DATA PROVIDED:
☆ ☆ ☆ ☆ ☆

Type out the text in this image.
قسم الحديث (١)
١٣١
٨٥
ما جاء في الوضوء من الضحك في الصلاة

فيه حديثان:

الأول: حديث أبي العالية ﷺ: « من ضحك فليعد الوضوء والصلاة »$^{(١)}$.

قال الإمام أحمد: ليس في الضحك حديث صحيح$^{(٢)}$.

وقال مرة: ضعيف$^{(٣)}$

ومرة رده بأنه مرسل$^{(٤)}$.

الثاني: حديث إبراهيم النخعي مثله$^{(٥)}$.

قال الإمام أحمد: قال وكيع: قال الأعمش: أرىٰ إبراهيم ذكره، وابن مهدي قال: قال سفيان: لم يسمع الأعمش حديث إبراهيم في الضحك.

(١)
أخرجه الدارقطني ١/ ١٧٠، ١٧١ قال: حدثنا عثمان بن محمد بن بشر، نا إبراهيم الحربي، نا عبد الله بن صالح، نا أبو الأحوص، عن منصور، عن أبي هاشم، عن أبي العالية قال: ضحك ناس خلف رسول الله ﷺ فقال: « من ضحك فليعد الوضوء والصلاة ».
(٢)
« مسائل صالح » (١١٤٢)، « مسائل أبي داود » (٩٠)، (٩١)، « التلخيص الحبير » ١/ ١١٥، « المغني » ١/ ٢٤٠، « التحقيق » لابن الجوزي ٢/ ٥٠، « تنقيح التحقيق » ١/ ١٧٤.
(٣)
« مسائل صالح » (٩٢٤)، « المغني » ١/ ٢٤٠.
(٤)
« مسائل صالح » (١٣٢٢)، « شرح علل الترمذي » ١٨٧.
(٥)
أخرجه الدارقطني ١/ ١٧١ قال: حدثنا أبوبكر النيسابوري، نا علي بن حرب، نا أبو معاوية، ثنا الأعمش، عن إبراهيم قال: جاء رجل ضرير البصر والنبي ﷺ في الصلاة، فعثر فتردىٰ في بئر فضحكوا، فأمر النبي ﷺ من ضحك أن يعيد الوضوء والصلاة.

☆ ☆ ☆ ☆ ☆

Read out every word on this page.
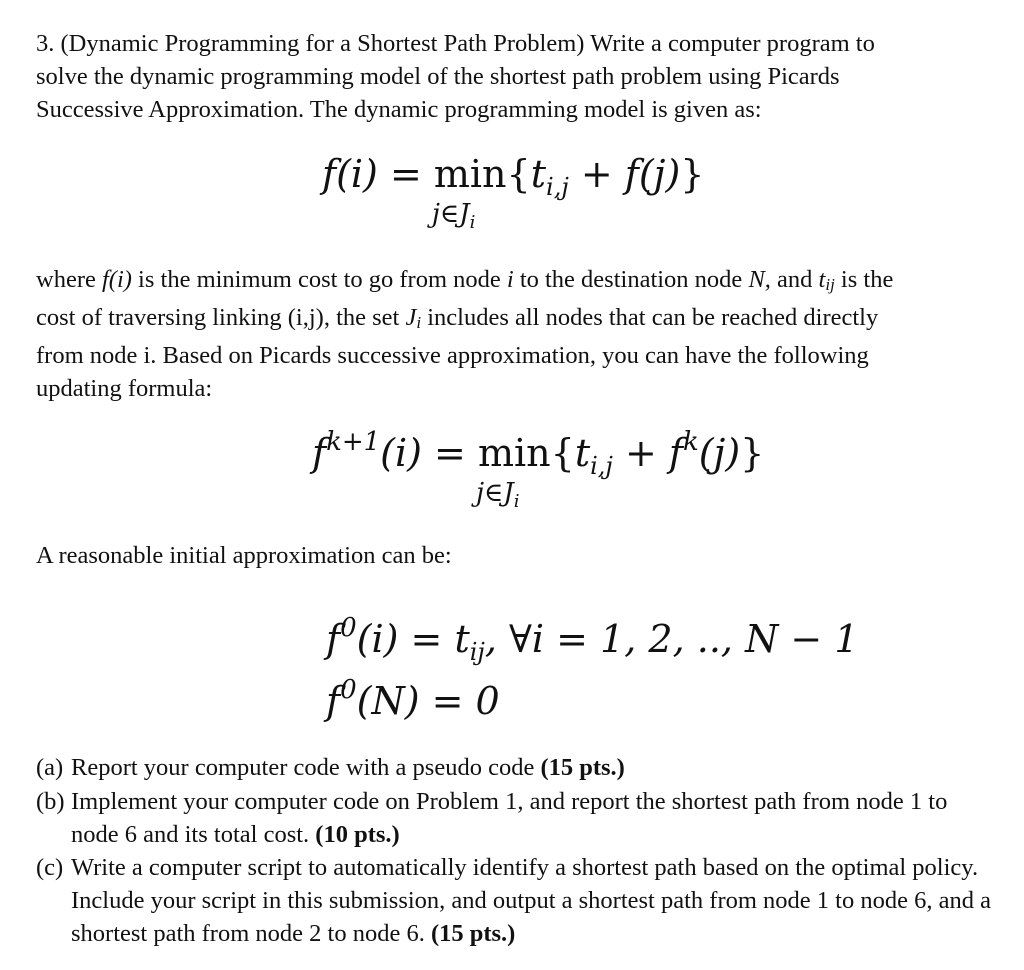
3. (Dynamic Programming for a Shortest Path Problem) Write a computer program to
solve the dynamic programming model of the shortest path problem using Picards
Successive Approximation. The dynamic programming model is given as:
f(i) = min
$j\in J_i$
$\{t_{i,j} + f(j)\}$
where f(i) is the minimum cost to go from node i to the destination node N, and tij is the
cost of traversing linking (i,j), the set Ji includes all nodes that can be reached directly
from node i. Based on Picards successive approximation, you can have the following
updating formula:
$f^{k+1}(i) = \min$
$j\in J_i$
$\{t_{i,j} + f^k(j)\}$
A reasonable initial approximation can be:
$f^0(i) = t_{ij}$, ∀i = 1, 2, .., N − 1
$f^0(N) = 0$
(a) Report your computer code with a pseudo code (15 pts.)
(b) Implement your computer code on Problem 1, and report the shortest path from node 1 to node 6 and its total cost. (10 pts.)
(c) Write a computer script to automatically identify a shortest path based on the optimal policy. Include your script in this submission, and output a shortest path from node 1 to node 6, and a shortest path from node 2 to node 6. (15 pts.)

☆ ☆ ☆ ☆ ☆

WORK TO DO: Return each line with "المغني".

FULL OUTPUT:
« مسائل صالح » (١١٤٢)، « مسائل أبي داود » (٩٠)، (٩١)، « التلخيص الحبير » ١/ ١١٥، « المغني » ١/ ٢٤٠، « التحقيق » لابن الجوزي ٢/ ٥٠، « تنقيح التحقيق » ١/ ١٧٤.
« مسائل صالح » (٩٢٤)، « المغني » ١/ ٢٤٠.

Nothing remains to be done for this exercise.